## Supplied passage
---

SHETTY v. HSBC BANK USA, N.A.
California Court of Appeals, Fourth Appellate District, Division Three
(May 18, 2023)
Counsel: Law Office of Richard L. Antognini and Richard L. Antognini for Plaintiff and Appellant.
Bryan Cave Leighton Paisner, Jennifer A. Jackson, Adam Vukovic, and David Root for Defendants and Respondents.
Judges: Opinion by O'Leary, P. J., with Bedsworth, J., and Sanchez, J., concurring.
Opinion by: O'Leary, P. J.
This is an appeal from a demurrer sustained without leave to amend. Plaintiff Niki-Alexander Shetty purchased a home that had been foreclosed upon by a homeowners association. The home, however, was still subject to a defaulted mortgage and deed of trust between the bank and the original borrower. Defendants, the bank and mortgage servicer, recorded a notice of default and scheduled a foreclosure sale. Shetty sought to cure the default and resume regular payments on the loan. Defendants, however, refused, insisting that, as a stranger to the loan, he was not entitled to reinstate it. Shetty sued for wrongful foreclosure, arguing he had the right to reinstate the loan pursuant to Civil Code section 2924c (section 2924c). The trial court sustained a demurrer without leave to amend on the ground that Shetty did not have standing under the statute. We disagree with that interpretation of the statute and reverse the judgment as to all defendants except Mortgage Electronic Registration Services, Inc. (MERS), whom Shetty concedes has no liability.

---

Stored dataset items:
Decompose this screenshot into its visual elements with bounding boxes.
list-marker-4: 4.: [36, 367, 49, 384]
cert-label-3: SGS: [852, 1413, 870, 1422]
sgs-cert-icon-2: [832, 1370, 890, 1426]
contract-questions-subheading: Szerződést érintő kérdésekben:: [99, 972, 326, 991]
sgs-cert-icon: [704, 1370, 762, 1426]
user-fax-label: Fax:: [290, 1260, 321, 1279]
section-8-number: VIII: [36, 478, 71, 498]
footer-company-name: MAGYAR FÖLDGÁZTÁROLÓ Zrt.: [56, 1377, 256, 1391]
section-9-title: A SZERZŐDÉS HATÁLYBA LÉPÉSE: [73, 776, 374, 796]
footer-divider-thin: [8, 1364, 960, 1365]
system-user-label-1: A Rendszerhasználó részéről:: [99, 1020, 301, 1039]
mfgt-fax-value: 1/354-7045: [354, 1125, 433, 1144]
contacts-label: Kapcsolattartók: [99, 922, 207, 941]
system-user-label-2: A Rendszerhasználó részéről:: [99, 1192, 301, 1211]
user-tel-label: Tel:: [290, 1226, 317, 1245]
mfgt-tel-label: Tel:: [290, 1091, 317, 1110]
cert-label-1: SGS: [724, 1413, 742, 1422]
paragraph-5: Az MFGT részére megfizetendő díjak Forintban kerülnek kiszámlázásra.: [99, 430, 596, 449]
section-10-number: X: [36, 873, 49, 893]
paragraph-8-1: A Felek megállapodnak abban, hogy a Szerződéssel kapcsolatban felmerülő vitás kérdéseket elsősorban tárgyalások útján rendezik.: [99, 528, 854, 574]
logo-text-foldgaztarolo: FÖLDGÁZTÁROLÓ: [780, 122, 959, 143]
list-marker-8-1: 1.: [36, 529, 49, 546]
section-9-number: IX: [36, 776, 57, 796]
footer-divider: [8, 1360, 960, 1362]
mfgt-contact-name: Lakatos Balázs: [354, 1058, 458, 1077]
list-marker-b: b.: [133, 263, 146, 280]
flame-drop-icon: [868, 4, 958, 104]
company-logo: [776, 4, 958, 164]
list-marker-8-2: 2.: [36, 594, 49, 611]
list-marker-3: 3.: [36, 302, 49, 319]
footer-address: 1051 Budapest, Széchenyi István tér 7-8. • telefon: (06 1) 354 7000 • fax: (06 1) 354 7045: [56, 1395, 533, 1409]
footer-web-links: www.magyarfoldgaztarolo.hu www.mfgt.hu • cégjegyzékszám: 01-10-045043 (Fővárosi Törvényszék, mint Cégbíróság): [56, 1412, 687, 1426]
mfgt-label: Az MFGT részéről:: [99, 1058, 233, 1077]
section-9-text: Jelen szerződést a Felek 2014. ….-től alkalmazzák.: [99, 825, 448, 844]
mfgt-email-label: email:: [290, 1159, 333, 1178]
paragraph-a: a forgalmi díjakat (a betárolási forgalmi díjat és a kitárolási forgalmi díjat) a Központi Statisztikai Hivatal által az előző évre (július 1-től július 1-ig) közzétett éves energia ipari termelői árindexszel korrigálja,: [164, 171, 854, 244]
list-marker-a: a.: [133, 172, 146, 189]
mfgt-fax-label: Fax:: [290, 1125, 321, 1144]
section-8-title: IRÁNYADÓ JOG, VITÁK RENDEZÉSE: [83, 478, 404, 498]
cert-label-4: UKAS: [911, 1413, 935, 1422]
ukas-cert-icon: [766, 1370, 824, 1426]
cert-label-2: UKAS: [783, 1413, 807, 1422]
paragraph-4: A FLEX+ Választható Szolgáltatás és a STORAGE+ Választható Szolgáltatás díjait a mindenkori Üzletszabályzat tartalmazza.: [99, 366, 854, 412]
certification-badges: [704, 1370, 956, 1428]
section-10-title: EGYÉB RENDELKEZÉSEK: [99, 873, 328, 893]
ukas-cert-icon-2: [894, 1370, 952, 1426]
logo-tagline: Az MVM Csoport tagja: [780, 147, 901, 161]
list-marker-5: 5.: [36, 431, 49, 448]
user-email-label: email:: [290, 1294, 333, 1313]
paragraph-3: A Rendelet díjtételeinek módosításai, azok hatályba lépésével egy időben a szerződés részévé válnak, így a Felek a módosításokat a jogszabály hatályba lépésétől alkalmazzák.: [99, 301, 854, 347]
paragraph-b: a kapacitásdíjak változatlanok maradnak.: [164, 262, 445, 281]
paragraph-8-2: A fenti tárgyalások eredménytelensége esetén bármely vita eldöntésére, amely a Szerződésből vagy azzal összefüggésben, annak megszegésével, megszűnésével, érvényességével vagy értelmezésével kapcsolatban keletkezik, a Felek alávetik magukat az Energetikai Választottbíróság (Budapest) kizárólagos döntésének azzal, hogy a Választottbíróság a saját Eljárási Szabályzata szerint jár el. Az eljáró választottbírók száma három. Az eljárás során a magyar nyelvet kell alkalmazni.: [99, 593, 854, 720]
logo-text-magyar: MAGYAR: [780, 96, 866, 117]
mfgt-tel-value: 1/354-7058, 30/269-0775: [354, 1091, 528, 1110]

---

## Exercise 1
Answer these questions using the Shetty court opinion.
(a) Which court issued the opinion?
(b) Which judge wrote the opinion?
(c) Which defendant is excluded from the reversal of the judgment?
## Exercise 2
Continue the Shetty court opinion from the end of its final sentence.

## Written answer 1
(a) The California Court of Appeals, Fourth Appellate District, Division Three.
(b) O'Leary, P. J.
(c) Mortgage Electronic Registration Services, Inc. (MERS).

## Written answer 2
The following facts are alleged in the complaint.
This lawsuit concerns a condominium in the City of La Habra. The prior owner, S.L., took out a mortgage and deed of trust on the property. Defendant PHH Mortgage Corporation serviced the loan. Defendant MERS is identified as the beneficiary under the deed of trust. MERS assigned the deed of trust to defendant HSBC Bank USA, N.A. (HSBC), which then held the beneficial interest, as trustee, in the deed. As we explain below, the parties agree that MERS played no role in the alleged wrongdoing and that it should be dismissed from the lawsuit. All further references to "defendants" are to HSBC and PHH Mortgage Corporation.
In May 2018, the homeowners association for the community where the condominium is located foreclosed on the property. Shetty obtained the property from the homeowners association by way of a grant deed. The grant deed made no mention of the mortgage or deed of trust.
In July 2020, defendants recorded a notice of default against the condominium, which listed an amount due of $11,537.25. In February 2021, defendants recorded a notice of trustee's sale, setting a foreclosure sale date of April 21, 2021. The total unpaid balance was listed as $206,285.41. Appropriate notices were mailed to Shetty.
Prior to the scheduled sale, Shetty "made numerous attempts" to obtain from defendants information he needed to "bring the loan secured by the [d]eed of [t]rust current and continue to make payments thereon." However, defendants refused to provide any information on the ground that Shetty was not the borrower under the note secured by the deed of trust.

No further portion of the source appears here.